(GOAL):
How many lines of these entries hold the string "день"? Reply with the number alone.

(THE DATA):
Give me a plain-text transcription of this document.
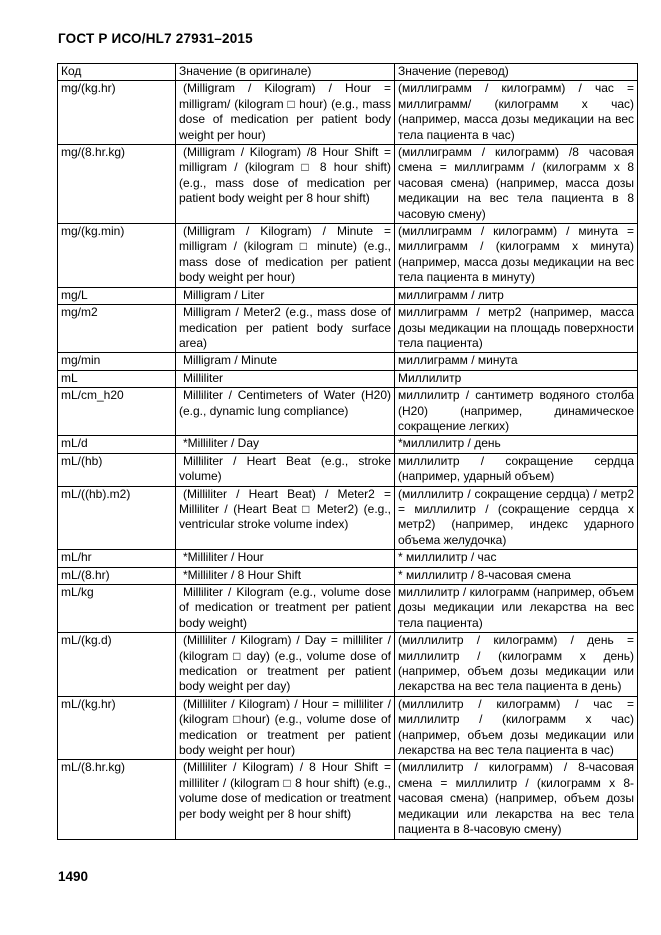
ГОСТ Р ИСО/HL7 27931–2015
Код	Значение (в оригинале)	Значение (перевод)
mg/(kg.hr)	(Milligram / Kilogram) / Hour = milligram/ (kilogram □ hour) (e.g., mass dose of medication per patient body weight per hour)	(миллиграмм / килограмм) / час = миллиграмм/ (килограмм х час) (например, масса дозы медикации на вес тела пациента в час)
mg/(8.hr.kg)	(Milligram / Kilogram) /8 Hour Shift = milligram / (kilogram □ 8 hour shift) (e.g., mass dose of medication per patient body weight per 8 hour shift)	(миллиграмм / килограмм) /8 часовая смена = миллиграмм / (килограмм х 8 часовая смена) (например, масса дозы медикации на вес тела пациента в 8 часовую смену)
mg/(kg.min)	(Milligram / Kilogram) / Minute = milligram / (kilogram □ minute) (e.g., mass dose of medication per patient body weight per hour)	(миллиграмм / килограмм) / минута = миллиграмм / (килограмм х минута) (например, масса дозы медикации на вес тела пациента в минуту)
mg/L	Milligram / Liter	миллиграмм / литр
mg/m2	Milligram / Meter2 (e.g., mass dose of medication per patient body surface area)	миллиграмм / метр2 (например, масса дозы медикации на площадь поверхности тела пациента)
mg/min	Milligram / Minute	миллиграмм / минута
mL	Milliliter	Миллилитр
mL/cm_h20	Milliliter / Centimeters of Water (H20) (e.g., dynamic lung compliance)	миллилитр / сантиметр водяного столба (H20) (например, динамическое сокращение легких)
mL/d	*Milliliter / Day	*миллилитр / день
mL/(hb)	Milliliter / Heart Beat (e.g., stroke volume)	миллилитр / сокращение сердца (например, ударный объем)
mL/((hb).m2)	(Milliliter / Heart Beat) / Meter2 = Milliliter / (Heart Beat □ Meter2) (e.g., ventricular stroke volume index)	(миллилитр / сокращение сердца) / метр2 = миллилитр / (сокращение сердца х метр2) (например, индекс ударного объема желудочка)
mL/hr	*Milliliter / Hour	* миллилитр / час
mL/(8.hr)	*Milliliter / 8 Hour Shift	* миллилитр / 8-часовая смена
mL/kg	Milliliter / Kilogram (e.g., volume dose of medication or treatment per patient body weight)	миллилитр / килограмм (например, объем дозы медикации или лекарства на вес тела пациента)
mL/(kg.d)	(Milliliter / Kilogram) / Day = milliliter / (kilogram □ day) (e.g., volume dose of medication or treatment per patient body weight per day)	(миллилитр / килограмм) / день = миллилитр / (килограмм х день) (например, объем дозы медикации или лекарства на вес тела пациента в день)
mL/(kg.hr)	(Milliliter / Kilogram) / Hour = milliliter / (kilogram □hour) (e.g., volume dose of medication or treatment per patient body weight per hour)	(миллилитр / килограмм) / час = миллилитр / (килограмм х час) (например, объем дозы медикации или лекарства на вес тела пациента в час)
mL/(8.hr.kg)	(Milliliter / Kilogram) / 8 Hour Shift = milliliter / (kilogram □ 8 hour shift) (e.g., volume dose of medication or treatment per body weight per 8 hour shift)	(миллилитр / килограмм) / 8-часовая смена = миллилитр / (килограмм х 8-часовая смена) (например, объем дозы медикации или лекарства на вес тела пациента в 8-часовую смену)
1490
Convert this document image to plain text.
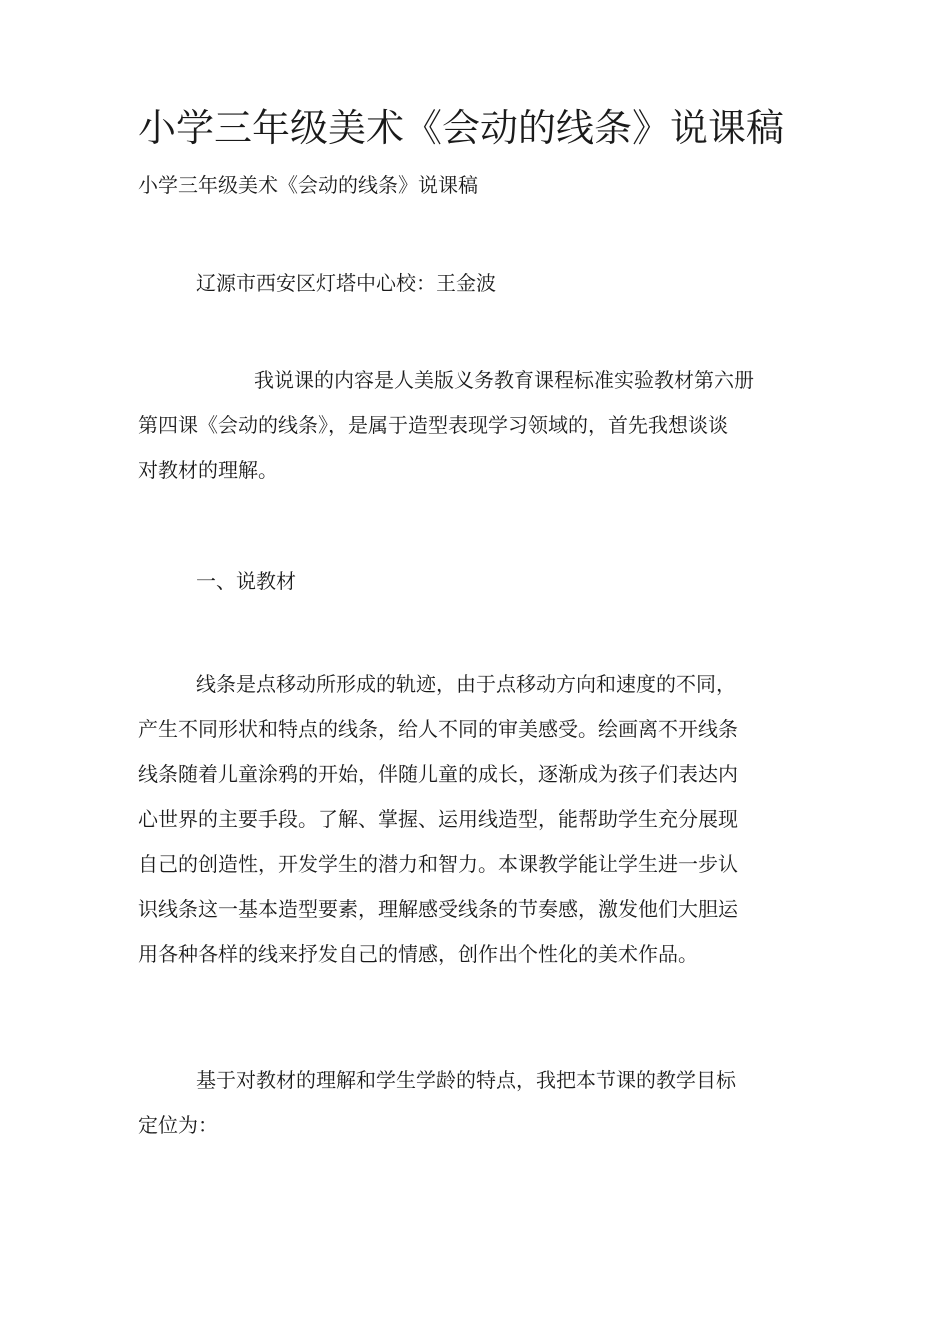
小学三年级美术《会动的线条》说课稿
小学三年级美术《会动的线条》说课稿
辽源市西安区灯塔中心校：王金波
我说课的内容是人美版义务教育课程标准实验教材第六册
第四课《会动的线条》，是属于造型表现学习领域的，首先我想谈谈
对教材的理解。
一、说教材
线条是点移动所形成的轨迹，由于点移动方向和速度的不同，
产生不同形状和特点的线条，给人不同的审美感受。绘画离不开线条
线条随着儿童涂鸦的开始，伴随儿童的成长，逐渐成为孩子们表达内
心世界的主要手段。了解、掌握、运用线造型，能帮助学生充分展现
自己的创造性，开发学生的潜力和智力。本课教学能让学生进一步认
识线条这一基本造型要素，理解感受线条的节奏感，激发他们大胆运
用各种各样的线来抒发自己的情感，创作出个性化的美术作品。
基于对教材的理解和学生学龄的特点，我把本节课的教学目标
定位为：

(THE COMPLETED TASK):
2